Required task:
Output all the data exactly. Pictures do not belong in the copy.

++++ Supplied information ++++

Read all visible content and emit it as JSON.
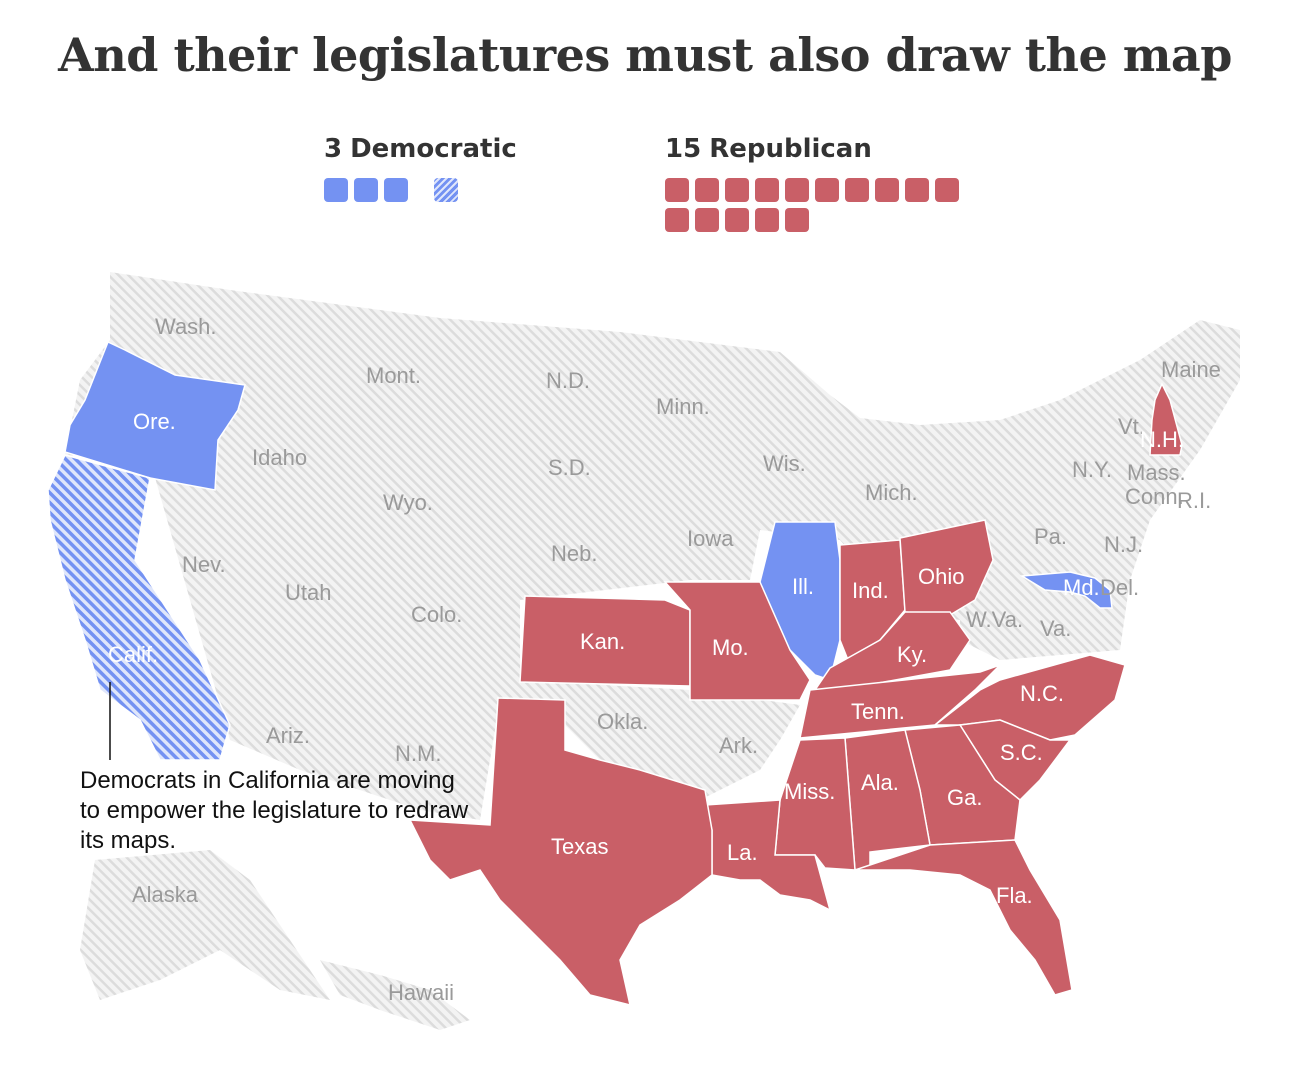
{
  "title": "And their legislatures must also draw the map",
  "legend": {
    "democratic": {
      "count": "3",
      "label": "Democratic",
      "total": 3,
      "pending": 1
    },
    "republican": {
      "count": "15",
      "label": "Republican",
      "total": 15
    }
  },
  "colors": {
    "democratic": "#7492f2",
    "republican": "#c95f67",
    "other": "#ececec",
    "other_hatch": "#dcdcdc"
  },
  "states": {
    "wash": "Wash.",
    "ore": "Ore.",
    "calif": "Calif.",
    "idaho": "Idaho",
    "nev": "Nev.",
    "mont": "Mont.",
    "wyo": "Wyo.",
    "utah": "Utah",
    "colo": "Colo.",
    "ariz": "Ariz.",
    "nm": "N.M.",
    "nd": "N.D.",
    "sd": "S.D.",
    "neb": "Neb.",
    "kan": "Kan.",
    "okla": "Okla.",
    "texas": "Texas",
    "minn": "Minn.",
    "iowa": "Iowa",
    "mo": "Mo.",
    "ark": "Ark.",
    "la": "La.",
    "wis": "Wis.",
    "ill": "Ill.",
    "mich": "Mich.",
    "ind": "Ind.",
    "ohio": "Ohio",
    "ky": "Ky.",
    "tenn": "Tenn.",
    "miss": "Miss.",
    "ala": "Ala.",
    "ga": "Ga.",
    "fla": "Fla.",
    "sc": "S.C.",
    "nc": "N.C.",
    "va": "Va.",
    "wva": "W.Va.",
    "pa": "Pa.",
    "ny": "N.Y.",
    "nj": "N.J.",
    "md": "Md.",
    "del": "Del.",
    "vt": "Vt.",
    "nh": "N.H.",
    "maine": "Maine",
    "mass": "Mass.",
    "conn": "Conn.",
    "ri": "R.I.",
    "alaska": "Alaska",
    "hawaii": "Hawaii"
  },
  "annotation": "Democrats in California are moving to empower the legislature to redraw its maps."
}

++++

Task solution:
Read all visible content and emit it as JSON.
{
  "title": "And their legislatures must also draw the map",
  "legend": {
    "democratic": {
      "count": "3",
      "label": "Democratic",
      "total": 3,
      "pending": 1
    },
    "republican": {
      "count": "15",
      "label": "Republican",
      "total": 15
    }
  },
  "colors": {
    "democratic": "#7492f2",
    "republican": "#c95f67",
    "other": "#ececec",
    "other_hatch": "#dcdcdc"
  },
  "states": {
    "wash": "Wash.",
    "ore": "Ore.",
    "calif": "Calif.",
    "idaho": "Idaho",
    "nev": "Nev.",
    "mont": "Mont.",
    "wyo": "Wyo.",
    "utah": "Utah",
    "colo": "Colo.",
    "ariz": "Ariz.",
    "nm": "N.M.",
    "nd": "N.D.",
    "sd": "S.D.",
    "neb": "Neb.",
    "kan": "Kan.",
    "okla": "Okla.",
    "texas": "Texas",
    "minn": "Minn.",
    "iowa": "Iowa",
    "mo": "Mo.",
    "ark": "Ark.",
    "la": "La.",
    "wis": "Wis.",
    "ill": "Ill.",
    "mich": "Mich.",
    "ind": "Ind.",
    "ohio": "Ohio",
    "ky": "Ky.",
    "tenn": "Tenn.",
    "miss": "Miss.",
    "ala": "Ala.",
    "ga": "Ga.",
    "fla": "Fla.",
    "sc": "S.C.",
    "nc": "N.C.",
    "va": "Va.",
    "wva": "W.Va.",
    "pa": "Pa.",
    "ny": "N.Y.",
    "nj": "N.J.",
    "md": "Md.",
    "del": "Del.",
    "vt": "Vt.",
    "nh": "N.H.",
    "maine": "Maine",
    "mass": "Mass.",
    "conn": "Conn.",
    "ri": "R.I.",
    "alaska": "Alaska",
    "hawaii": "Hawaii"
  },
  "annotation": "Democrats in California are moving to empower the legislature to redraw its maps."
}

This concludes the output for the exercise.